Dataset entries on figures
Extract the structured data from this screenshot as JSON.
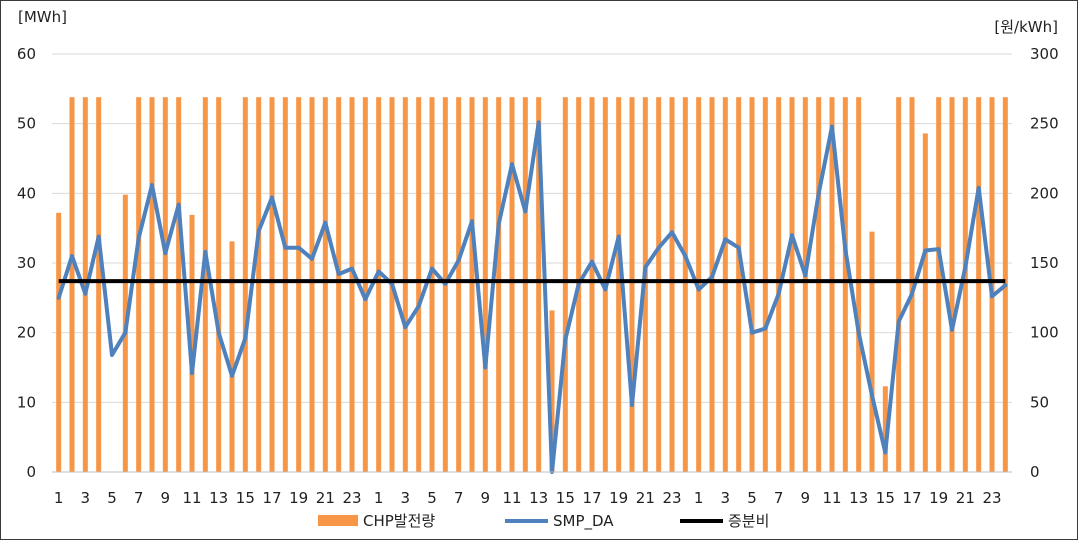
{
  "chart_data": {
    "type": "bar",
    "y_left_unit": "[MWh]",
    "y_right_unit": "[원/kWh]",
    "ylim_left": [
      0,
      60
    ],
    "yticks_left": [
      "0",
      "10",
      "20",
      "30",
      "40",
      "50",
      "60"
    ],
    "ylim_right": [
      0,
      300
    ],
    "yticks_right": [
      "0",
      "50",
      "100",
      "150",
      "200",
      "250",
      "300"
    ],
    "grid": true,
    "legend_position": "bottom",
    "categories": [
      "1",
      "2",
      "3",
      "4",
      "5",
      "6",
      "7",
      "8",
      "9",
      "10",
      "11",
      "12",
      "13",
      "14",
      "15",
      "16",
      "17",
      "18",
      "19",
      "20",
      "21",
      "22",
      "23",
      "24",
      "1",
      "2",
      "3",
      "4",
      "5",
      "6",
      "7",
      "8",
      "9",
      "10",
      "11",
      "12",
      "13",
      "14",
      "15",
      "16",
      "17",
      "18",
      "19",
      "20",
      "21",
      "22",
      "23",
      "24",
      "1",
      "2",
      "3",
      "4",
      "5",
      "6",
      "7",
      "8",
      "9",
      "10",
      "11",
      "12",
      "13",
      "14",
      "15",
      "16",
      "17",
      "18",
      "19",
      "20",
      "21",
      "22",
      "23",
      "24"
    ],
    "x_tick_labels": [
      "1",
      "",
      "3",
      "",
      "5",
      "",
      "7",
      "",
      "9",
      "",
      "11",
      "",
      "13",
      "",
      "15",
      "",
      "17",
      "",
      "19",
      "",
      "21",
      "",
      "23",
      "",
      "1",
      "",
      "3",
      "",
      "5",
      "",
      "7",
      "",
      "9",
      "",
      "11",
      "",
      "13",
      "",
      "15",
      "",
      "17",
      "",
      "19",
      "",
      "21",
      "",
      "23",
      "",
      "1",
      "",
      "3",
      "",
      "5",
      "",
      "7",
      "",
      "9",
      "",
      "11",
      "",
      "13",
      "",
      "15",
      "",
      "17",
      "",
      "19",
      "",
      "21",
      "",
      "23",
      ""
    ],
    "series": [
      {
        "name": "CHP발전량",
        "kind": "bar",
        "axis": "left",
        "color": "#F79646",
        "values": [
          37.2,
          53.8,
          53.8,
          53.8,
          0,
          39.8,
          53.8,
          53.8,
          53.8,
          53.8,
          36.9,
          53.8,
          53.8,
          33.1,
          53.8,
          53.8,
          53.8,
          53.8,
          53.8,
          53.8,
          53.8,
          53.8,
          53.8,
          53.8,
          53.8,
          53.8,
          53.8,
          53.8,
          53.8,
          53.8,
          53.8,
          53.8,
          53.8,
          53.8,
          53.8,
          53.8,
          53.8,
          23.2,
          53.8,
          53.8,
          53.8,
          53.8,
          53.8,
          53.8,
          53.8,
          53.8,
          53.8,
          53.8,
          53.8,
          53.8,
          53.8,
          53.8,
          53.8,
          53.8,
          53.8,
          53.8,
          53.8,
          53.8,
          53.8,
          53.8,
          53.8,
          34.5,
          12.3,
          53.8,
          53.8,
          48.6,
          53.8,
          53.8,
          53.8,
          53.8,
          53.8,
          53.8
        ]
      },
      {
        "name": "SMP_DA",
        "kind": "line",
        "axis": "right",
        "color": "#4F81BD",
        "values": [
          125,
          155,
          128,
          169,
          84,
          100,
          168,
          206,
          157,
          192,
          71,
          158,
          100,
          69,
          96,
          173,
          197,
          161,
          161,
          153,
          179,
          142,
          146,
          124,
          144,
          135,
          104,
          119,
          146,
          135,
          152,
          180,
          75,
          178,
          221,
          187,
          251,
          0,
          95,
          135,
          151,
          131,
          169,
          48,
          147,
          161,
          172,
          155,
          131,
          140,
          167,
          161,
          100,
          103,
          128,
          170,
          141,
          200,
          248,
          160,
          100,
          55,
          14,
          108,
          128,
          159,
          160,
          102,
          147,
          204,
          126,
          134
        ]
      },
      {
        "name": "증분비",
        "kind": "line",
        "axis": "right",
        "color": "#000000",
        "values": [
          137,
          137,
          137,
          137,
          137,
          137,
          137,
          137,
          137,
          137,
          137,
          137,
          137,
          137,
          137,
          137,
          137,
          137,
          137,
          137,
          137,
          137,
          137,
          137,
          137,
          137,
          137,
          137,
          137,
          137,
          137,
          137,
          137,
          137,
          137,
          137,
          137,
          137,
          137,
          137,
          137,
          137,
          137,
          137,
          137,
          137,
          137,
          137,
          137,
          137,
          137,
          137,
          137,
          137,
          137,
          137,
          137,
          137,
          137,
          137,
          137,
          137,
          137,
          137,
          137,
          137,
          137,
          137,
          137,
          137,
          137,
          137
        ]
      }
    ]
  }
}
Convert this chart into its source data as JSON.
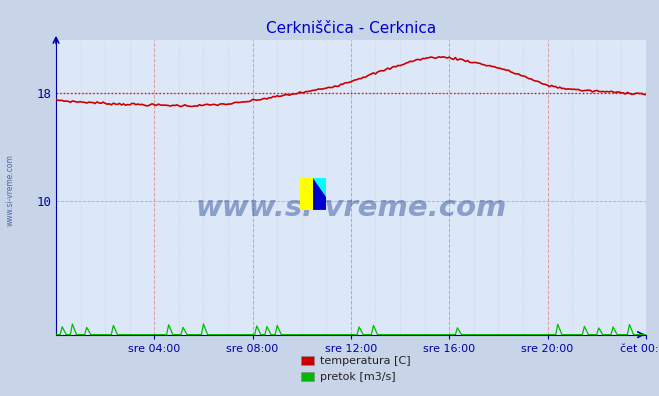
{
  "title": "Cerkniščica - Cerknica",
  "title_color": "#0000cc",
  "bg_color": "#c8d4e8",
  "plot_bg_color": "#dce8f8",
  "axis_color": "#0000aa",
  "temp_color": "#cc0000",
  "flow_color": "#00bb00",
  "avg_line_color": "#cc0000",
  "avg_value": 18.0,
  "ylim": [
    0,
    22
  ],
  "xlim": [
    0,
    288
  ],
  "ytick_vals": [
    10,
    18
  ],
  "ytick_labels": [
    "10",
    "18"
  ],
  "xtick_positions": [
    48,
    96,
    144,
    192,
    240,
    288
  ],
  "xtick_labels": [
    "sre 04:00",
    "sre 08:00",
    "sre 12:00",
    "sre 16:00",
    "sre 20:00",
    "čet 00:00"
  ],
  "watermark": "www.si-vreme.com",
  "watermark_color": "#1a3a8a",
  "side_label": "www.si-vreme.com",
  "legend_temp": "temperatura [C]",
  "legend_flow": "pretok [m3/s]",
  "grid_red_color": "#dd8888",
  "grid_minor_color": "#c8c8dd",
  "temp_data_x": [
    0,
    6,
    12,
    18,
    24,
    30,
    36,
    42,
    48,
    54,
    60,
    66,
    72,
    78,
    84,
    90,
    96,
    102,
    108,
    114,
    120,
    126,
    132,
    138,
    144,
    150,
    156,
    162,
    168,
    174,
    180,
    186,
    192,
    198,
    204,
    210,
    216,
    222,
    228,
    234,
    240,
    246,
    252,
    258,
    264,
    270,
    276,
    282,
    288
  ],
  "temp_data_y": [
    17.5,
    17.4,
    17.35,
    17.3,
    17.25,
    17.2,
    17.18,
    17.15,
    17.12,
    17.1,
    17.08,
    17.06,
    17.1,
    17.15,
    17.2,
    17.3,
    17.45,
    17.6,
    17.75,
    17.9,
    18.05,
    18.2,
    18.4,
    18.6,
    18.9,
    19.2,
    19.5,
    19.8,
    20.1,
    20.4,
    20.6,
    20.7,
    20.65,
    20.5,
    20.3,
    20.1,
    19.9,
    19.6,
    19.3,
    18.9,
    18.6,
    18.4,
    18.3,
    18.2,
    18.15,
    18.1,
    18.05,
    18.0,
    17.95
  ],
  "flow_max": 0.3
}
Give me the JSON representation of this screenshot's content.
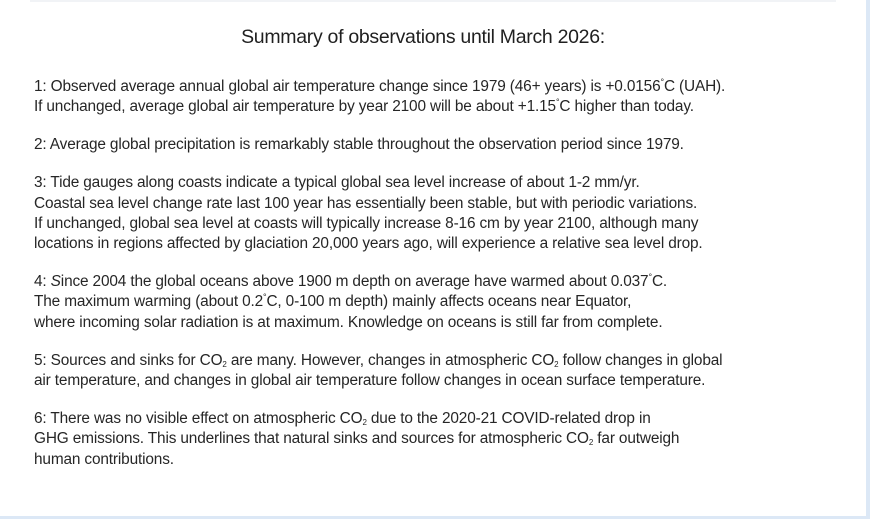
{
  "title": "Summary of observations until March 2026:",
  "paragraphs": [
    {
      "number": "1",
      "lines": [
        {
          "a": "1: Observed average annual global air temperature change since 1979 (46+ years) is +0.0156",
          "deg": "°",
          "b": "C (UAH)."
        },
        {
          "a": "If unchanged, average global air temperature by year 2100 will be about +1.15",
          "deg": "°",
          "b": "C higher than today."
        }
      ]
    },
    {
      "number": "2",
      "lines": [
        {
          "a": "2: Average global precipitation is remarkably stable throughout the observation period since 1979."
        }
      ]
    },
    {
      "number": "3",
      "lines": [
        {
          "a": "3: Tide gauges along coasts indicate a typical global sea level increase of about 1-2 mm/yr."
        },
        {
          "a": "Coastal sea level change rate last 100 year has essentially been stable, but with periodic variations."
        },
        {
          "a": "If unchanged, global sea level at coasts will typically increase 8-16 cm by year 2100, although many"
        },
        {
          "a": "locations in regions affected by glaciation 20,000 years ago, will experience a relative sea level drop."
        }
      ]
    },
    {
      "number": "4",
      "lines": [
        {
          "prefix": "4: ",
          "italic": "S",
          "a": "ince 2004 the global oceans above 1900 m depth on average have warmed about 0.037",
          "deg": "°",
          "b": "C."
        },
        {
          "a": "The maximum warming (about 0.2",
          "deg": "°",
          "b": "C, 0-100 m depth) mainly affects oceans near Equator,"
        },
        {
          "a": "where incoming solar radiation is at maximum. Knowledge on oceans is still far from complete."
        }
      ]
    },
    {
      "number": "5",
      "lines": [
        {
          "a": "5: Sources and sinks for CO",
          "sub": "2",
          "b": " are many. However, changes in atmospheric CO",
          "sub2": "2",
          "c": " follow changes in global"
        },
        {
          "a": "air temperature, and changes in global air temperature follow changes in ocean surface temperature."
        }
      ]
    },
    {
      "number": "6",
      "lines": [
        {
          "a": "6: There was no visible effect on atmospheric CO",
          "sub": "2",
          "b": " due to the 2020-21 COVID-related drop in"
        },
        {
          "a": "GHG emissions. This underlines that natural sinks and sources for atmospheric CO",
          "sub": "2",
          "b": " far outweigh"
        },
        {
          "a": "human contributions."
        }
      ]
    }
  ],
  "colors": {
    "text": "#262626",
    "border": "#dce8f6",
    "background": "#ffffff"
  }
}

What is being asked
Copy each line in the data that holds the word "follow".

Output for this task
          "c": " follow changes in global"
          "a": "air temperature, and changes in global air temperature follow changes in ocean surface temperature."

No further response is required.